## The problem:
Transcribe the whole listing without a single picture.

──────── Stored rows

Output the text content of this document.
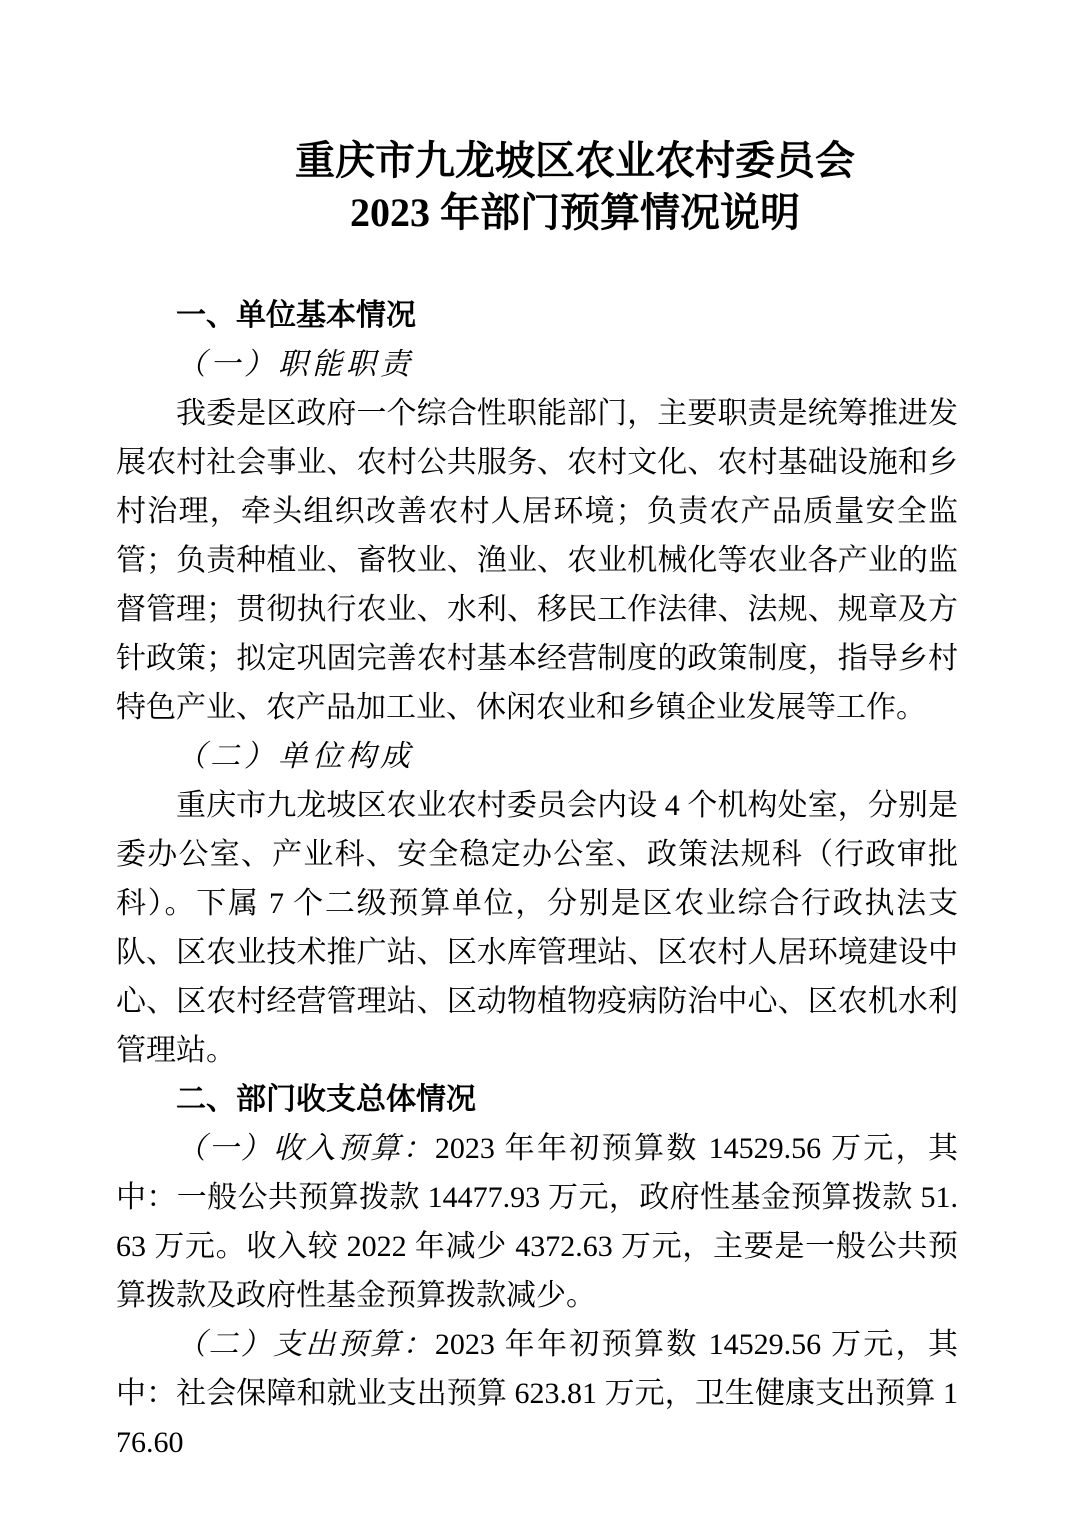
重庆市九龙坡区农业农村委员会
2023 年部门预算情况说明
一、单位基本情况
（一）职能职责

我委是区政府一个综合性职能部门，主要职责是统筹推进发展农村社会事业、农村公共服务、农村文化、农村基础设施和乡村治理，牵头组织改善农村人居环境；负责农产品质量安全监管；负责种植业、畜牧业、渔业、农业机械化等农业各产业的监督管理；贯彻执行农业、水利、移民工作法律、法规、规章及方针政策；拟定巩固完善农村基本经营制度的政策制度，指导乡村特色产业、农产品加工业、休闲农业和乡镇企业发展等工作。

（二）单位构成

重庆市九龙坡区农业农村委员会内设 4 个机构处室，分别是委办公室、产业科、安全稳定办公室、政策法规科（行政审批科）。下属 7 个二级预算单位，分别是区农业综合行政执法支队、区农业技术推广站、区水库管理站、区农村人居环境建设中心、区农村经营管理站、区动物植物疫病防治中心、区农机水利管理站。

二、部门收支总体情况

（一）收入预算：2023 年年初预算数 14529.56 万元，其中：一般公共预算拨款 14477.93 万元，政府性基金预算拨款 51.63 万元。收入较 2022 年减少 4372.63 万元，主要是一般公共预算拨款及政府性基金预算拨款减少。

（二）支出预算：2023 年年初预算数 14529.56 万元，其中：社会保障和就业支出预算 623.81 万元，卫生健康支出预算 176.60
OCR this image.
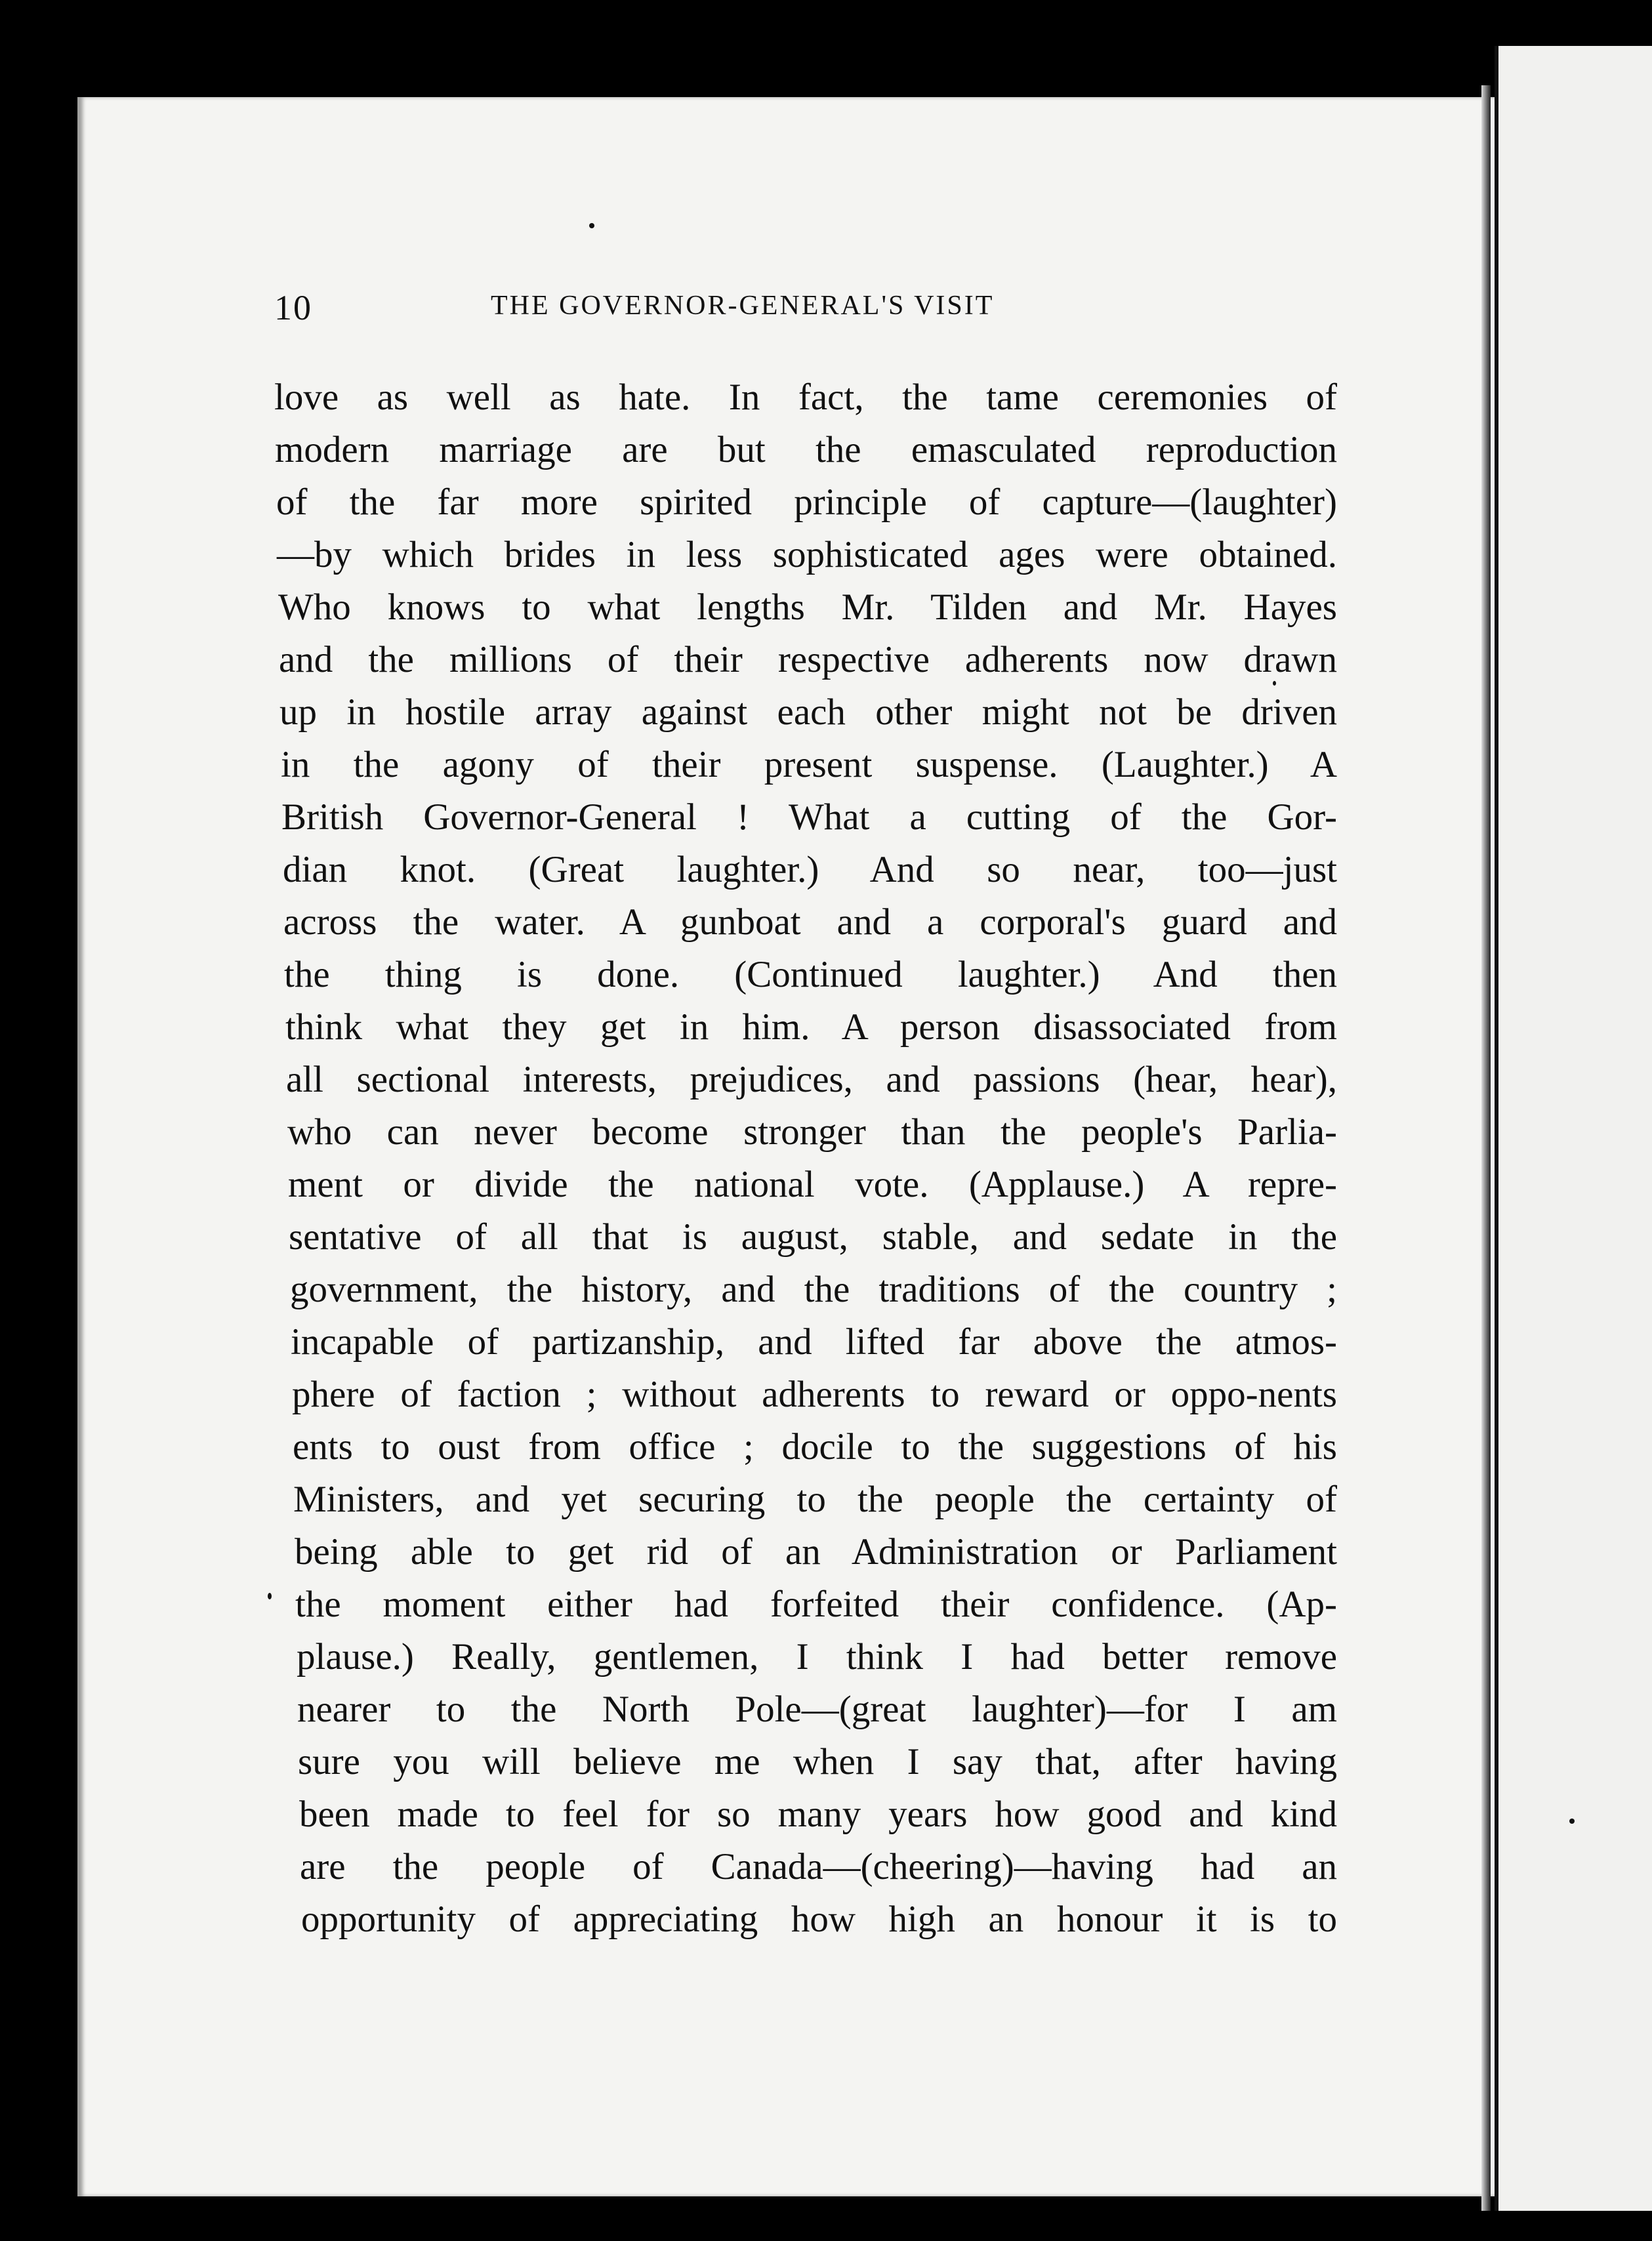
10	THE GOVERNOR-GENERAL'S VISIT
love as well as hate. In fact, the tame ceremonies of
modern marriage are but the emasculated reproduction
of the far more spirited principle of capture—(laughter)
—by which brides in less sophisticated ages were obtained.
Who knows to what lengths Mr. Tilden and Mr. Hayes
and the millions of their respective adherents now drawn
up in hostile array against each other might not be driven
in the agony of their present suspense. (Laughter.) A
British Governor-General ! What a cutting of the Gor-
dian knot. (Great laughter.) And so near, too—just
across the water. A gunboat and a corporal's guard and
the thing is done. (Continued laughter.) And then
think what they get in him. A person disassociated from
all sectional interests, prejudices, and passions (hear, hear),
who can never become stronger than the people's Parlia-
ment or divide the national vote. (Applause.) A repre-
sentative of all that is august, stable, and sedate in the
government, the history, and the traditions of the country ;
incapable of partizanship, and lifted far above the atmos-
phere of faction ; without adherents to reward or oppo-nents
ents to oust from office ; docile to the suggestions of his
Ministers, and yet securing to the people the certainty of
being able to get rid of an Administration or Parliament
the moment either had forfeited their confidence. (Ap-
plause.) Really, gentlemen, I think I had better remove
nearer to the North Pole—(great laughter)—for I am
sure you will believe me when I say that, after having
been made to feel for so many years how good and kind
are the people of Canada—(cheering)—having had an
opportunity of appreciating how high an honour it is to
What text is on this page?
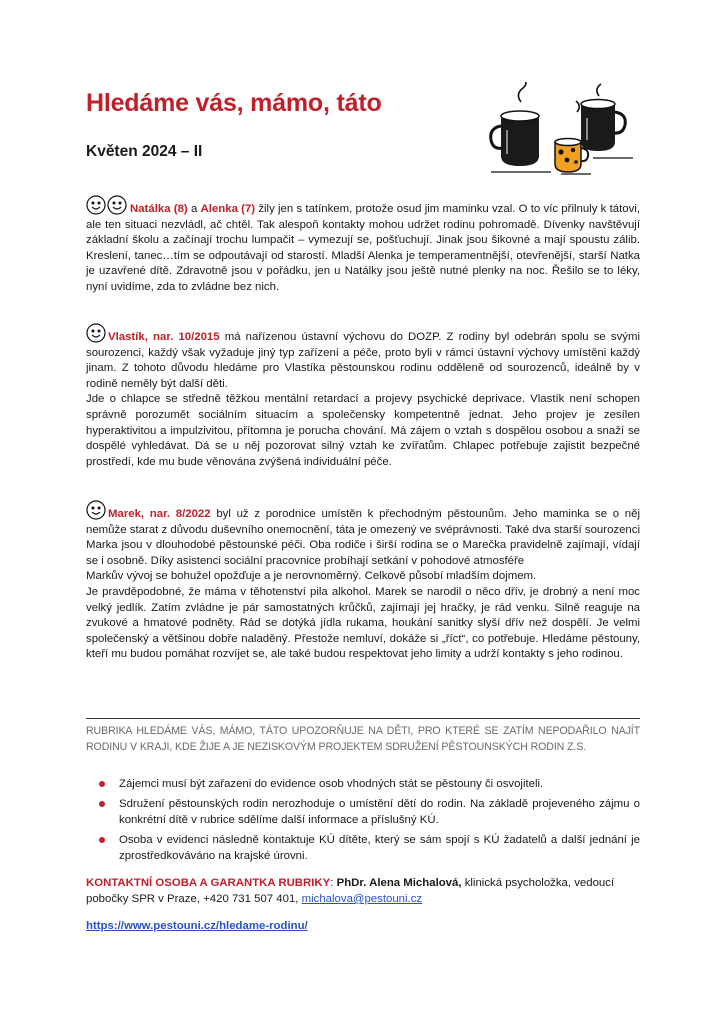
Hledáme vás, mámo, táto
Květen 2024 – II

Natálka (8) a Alenka (7) žily jen s tatínkem, protože osud jim maminku vzal. O to víc přilnuly k tátovi, ale ten situaci nezvládl, ač chtěl. Tak alespoň kontakty mohou udržet rodinu pohromadě. Dívenky navštěvují základní školu a začínají trochu lumpačit – vymezují se, pošťuchují. Jinak jsou šikovné a mají spoustu zálib. Kreslení, tanec…tím se odpoutávají od starostí. Mladší Alenka je temperamentnější, otevřenější, starší Natka je uzavřené dítě. Zdravotně jsou v pořádku, jen u Natálky jsou ještě nutné plenky na noc. Řešilo se to léky, nyní uvidíme, zda to zvládne bez nich.

Vlastík, nar. 10/2015 má nařízenou ústavní výchovu do DOZP. Z rodiny byl odebrán spolu se svými sourozenci, každý však vyžaduje jiný typ zařízení a péče, proto byli v rámci ústavní výchovy umístěni každý jinam. Z tohoto důvodu hledáme pro Vlastíka pěstounskou rodinu odděleně od sourozenců, ideálně by v rodině neměly být další děti.

Jde o chlapce se středně těžkou mentální retardací a projevy psychické deprivace. Vlastík není schopen správně porozumět sociálním situacím a společensky kompetentně jednat. Jeho projev je zesílen hyperaktivitou a impulzivitou, přítomna je porucha chování. Má zájem o vztah s dospělou osobou a snaží se dospělé vyhledávat. Dá se u něj pozorovat silný vztah ke zvířatům. Chlapec potřebuje zajistit bezpečné prostředí, kde mu bude věnována zvýšená individuální péče.

Marek, nar. 8/2022 byl už z porodnice umístěn k přechodným pěstounům. Jeho maminka se o něj nemůže starat z důvodu duševního onemocnění, táta je omezený ve svéprávnosti. Také dva starší sourozenci Marka jsou v dlouhodobé pěstounské péči. Oba rodiče i širší rodina se o Marečka pravidelně zajímají, vídají se i osobně. Díky asistenci sociální pracovnice probíhají setkání v pohodové atmosféře

Markův vývoj se bohužel opožďuje a je nerovnoměrný. Celkově působí mladším dojmem.

Je pravděpodobné, že máma v těhotenství pila alkohol. Marek se narodil o něco dřív, je drobný a není moc velký jedlík. Zatím zvládne je pár samostatných krůčků, zajímají jej hračky, je rád venku. Silně reaguje na zvukové a hmatové podněty. Rád se dotýká jídla rukama, houkání sanitky slyší dřív než dospělí. Je velmi společenský a většinou dobře naladěný. Přestože nemluví, dokáže si „říct“, co potřebuje. Hledáme pěstouny, kteří mu budou pomáhat rozvíjet se, ale také budou respektovat jeho limity a udrží kontakty s jeho rodinou.

RUBRIKA HLEDÁME VÁS, MÁMO, TÁTO UPOZORŇUJE NA DĚTI, PRO KTERÉ SE ZATÍM NEPODAŘILO NAJÍT RODINU V KRAJI, KDE ŽIJE A JE NEZISKOVÝM PROJEKTEM SDRUŽENÍ PĚSTOUNSKÝCH RODIN Z.S.
Zájemci musí být zařazeni do evidence osob vhodných stát se pěstouny či osvojiteli.
Sdružení pěstounských rodin nerozhoduje o umístění dětí do rodin. Na základě projeveného zájmu o konkrétní dítě v rubrice sdělíme další informace a příslušný KÚ.
Osoba v evidenci následně kontaktuje KÚ dítěte, který se sám spojí s KÚ žadatelů a další jednání je zprostředkováváno na krajské úrovni.
KONTAKTNÍ OSOBA A GARANTKA RUBRIKY: PhDr. Alena Michalová, klinická psycholožka, vedoucí pobočky SPR v Praze, +420 731 507 401, michalova@pestouni.cz
https://www.pestouni.cz/hledame-rodinu/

────────────────

## Response:
Output the text content of this document.
重庆市九龙坡区农业农村委员会
2023 年部门预算情况说明
一、单位基本情况
（一）职能职责

我委是区政府一个综合性职能部门，主要职责是统筹推进发展农村社会事业、农村公共服务、农村文化、农村基础设施和乡村治理，牵头组织改善农村人居环境；负责农产品质量安全监管；负责种植业、畜牧业、渔业、农业机械化等农业各产业的监督管理；贯彻执行农业、水利、移民工作法律、法规、规章及方针政策；拟定巩固完善农村基本经营制度的政策制度，指导乡村特色产业、农产品加工业、休闲农业和乡镇企业发展等工作。

（二）单位构成

重庆市九龙坡区农业农村委员会内设 4 个机构处室，分别是委办公室、产业科、安全稳定办公室、政策法规科（行政审批科）。下属 7 个二级预算单位，分别是区农业综合行政执法支队、区农业技术推广站、区水库管理站、区农村人居环境建设中心、区农村经营管理站、区动物植物疫病防治中心、区农机水利管理站。

二、部门收支总体情况

（一）收入预算：2023 年年初预算数 14529.56 万元，其中：一般公共预算拨款 14477.93 万元，政府性基金预算拨款 51.63 万元。收入较 2022 年减少 4372.63 万元，主要是一般公共预算拨款及政府性基金预算拨款减少。

（二）支出预算：2023 年年初预算数 14529.56 万元，其中：社会保障和就业支出预算 623.81 万元，卫生健康支出预算 176.60
OCR this image.
10	THE GOVERNOR-GENERAL'S VISIT
love as well as hate. In fact, the tame ceremonies of
modern marriage are but the emasculated reproduction
of the far more spirited principle of capture—(laughter)
—by which brides in less sophisticated ages were obtained.
Who knows to what lengths Mr. Tilden and Mr. Hayes
and the millions of their respective adherents now drawn
up in hostile array against each other might not be driven
in the agony of their present suspense. (Laughter.) A
British Governor-General ! What a cutting of the Gor-
dian knot. (Great laughter.) And so near, too—just
across the water. A gunboat and a corporal's guard and
the thing is done. (Continued laughter.) And then
think what they get in him. A person disassociated from
all sectional interests, prejudices, and passions (hear, hear),
who can never become stronger than the people's Parlia-
ment or divide the national vote. (Applause.) A repre-
sentative of all that is august, stable, and sedate in the
government, the history, and the traditions of the country ;
incapable of partizanship, and lifted far above the atmos-
phere of faction ; without adherents to reward or oppo-nents
ents to oust from office ; docile to the suggestions of his
Ministers, and yet securing to the people the certainty of
being able to get rid of an Administration or Parliament
the moment either had forfeited their confidence. (Ap-
plause.) Really, gentlemen, I think I had better remove
nearer to the North Pole—(great laughter)—for I am
sure you will believe me when I say that, after having
been made to feel for so many years how good and kind
are the people of Canada—(cheering)—having had an
opportunity of appreciating how high an honour it is to
What text is on this page?
Hledáme vás, mámo, táto
Květen 2024 – II

Natálka (8) a Alenka (7) žily jen s tatínkem, protože osud jim maminku vzal. O to víc přilnuly k tátovi, ale ten situaci nezvládl, ač chtěl. Tak alespoň kontakty mohou udržet rodinu pohromadě. Dívenky navštěvují základní školu a začínají trochu lumpačit – vymezují se, pošťuchují. Jinak jsou šikovné a mají spoustu zálib. Kreslení, tanec…tím se odpoutávají od starostí. Mladší Alenka je temperamentnější, otevřenější, starší Natka je uzavřené dítě. Zdravotně jsou v pořádku, jen u Natálky jsou ještě nutné plenky na noc. Řešilo se to léky, nyní uvidíme, zda to zvládne bez nich.

Vlastík, nar. 10/2015 má nařízenou ústavní výchovu do DOZP. Z rodiny byl odebrán spolu se svými sourozenci, každý však vyžaduje jiný typ zařízení a péče, proto byli v rámci ústavní výchovy umístěni každý jinam. Z tohoto důvodu hledáme pro Vlastíka pěstounskou rodinu odděleně od sourozenců, ideálně by v rodině neměly být další děti.

Jde o chlapce se středně těžkou mentální retardací a projevy psychické deprivace. Vlastík není schopen správně porozumět sociálním situacím a společensky kompetentně jednat. Jeho projev je zesílen hyperaktivitou a impulzivitou, přítomna je porucha chování. Má zájem o vztah s dospělou osobou a snaží se dospělé vyhledávat. Dá se u něj pozorovat silný vztah ke zvířatům. Chlapec potřebuje zajistit bezpečné prostředí, kde mu bude věnována zvýšená individuální péče.

Marek, nar. 8/2022 byl už z porodnice umístěn k přechodným pěstounům. Jeho maminka se o něj nemůže starat z důvodu duševního onemocnění, táta je omezený ve svéprávnosti. Také dva starší sourozenci Marka jsou v dlouhodobé pěstounské péči. Oba rodiče i širší rodina se o Marečka pravidelně zajímají, vídají se i osobně. Díky asistenci sociální pracovnice probíhají setkání v pohodové atmosféře

Markův vývoj se bohužel opožďuje a je nerovnoměrný. Celkově působí mladším dojmem.

Je pravděpodobné, že máma v těhotenství pila alkohol. Marek se narodil o něco dřív, je drobný a není moc velký jedlík. Zatím zvládne je pár samostatných krůčků, zajímají jej hračky, je rád venku. Silně reaguje na zvukové a hmatové podněty. Rád se dotýká jídla rukama, houkání sanitky slyší dřív než dospělí. Je velmi společenský a většinou dobře naladěný. Přestože nemluví, dokáže si „říct“, co potřebuje. Hledáme pěstouny, kteří mu budou pomáhat rozvíjet se, ale také budou respektovat jeho limity a udrží kontakty s jeho rodinou.

RUBRIKA HLEDÁME VÁS, MÁMO, TÁTO UPOZORŇUJE NA DĚTI, PRO KTERÉ SE ZATÍM NEPODAŘILO NAJÍT RODINU V KRAJI, KDE ŽIJE A JE NEZISKOVÝM PROJEKTEM SDRUŽENÍ PĚSTOUNSKÝCH RODIN Z.S.
Zájemci musí být zařazeni do evidence osob vhodných stát se pěstouny či osvojiteli.
Sdružení pěstounských rodin nerozhoduje o umístění dětí do rodin. Na základě projeveného zájmu o konkrétní dítě v rubrice sdělíme další informace a příslušný KÚ.
Osoba v evidenci následně kontaktuje KÚ dítěte, který se sám spojí s KÚ žadatelů a další jednání je zprostředkováváno na krajské úrovni.
KONTAKTNÍ OSOBA A GARANTKA RUBRIKY: PhDr. Alena Michalová, klinická psycholožka, vedoucí pobočky SPR v Praze, +420 731 507 401, michalova@pestouni.cz
https://www.pestouni.cz/hledame-rodinu/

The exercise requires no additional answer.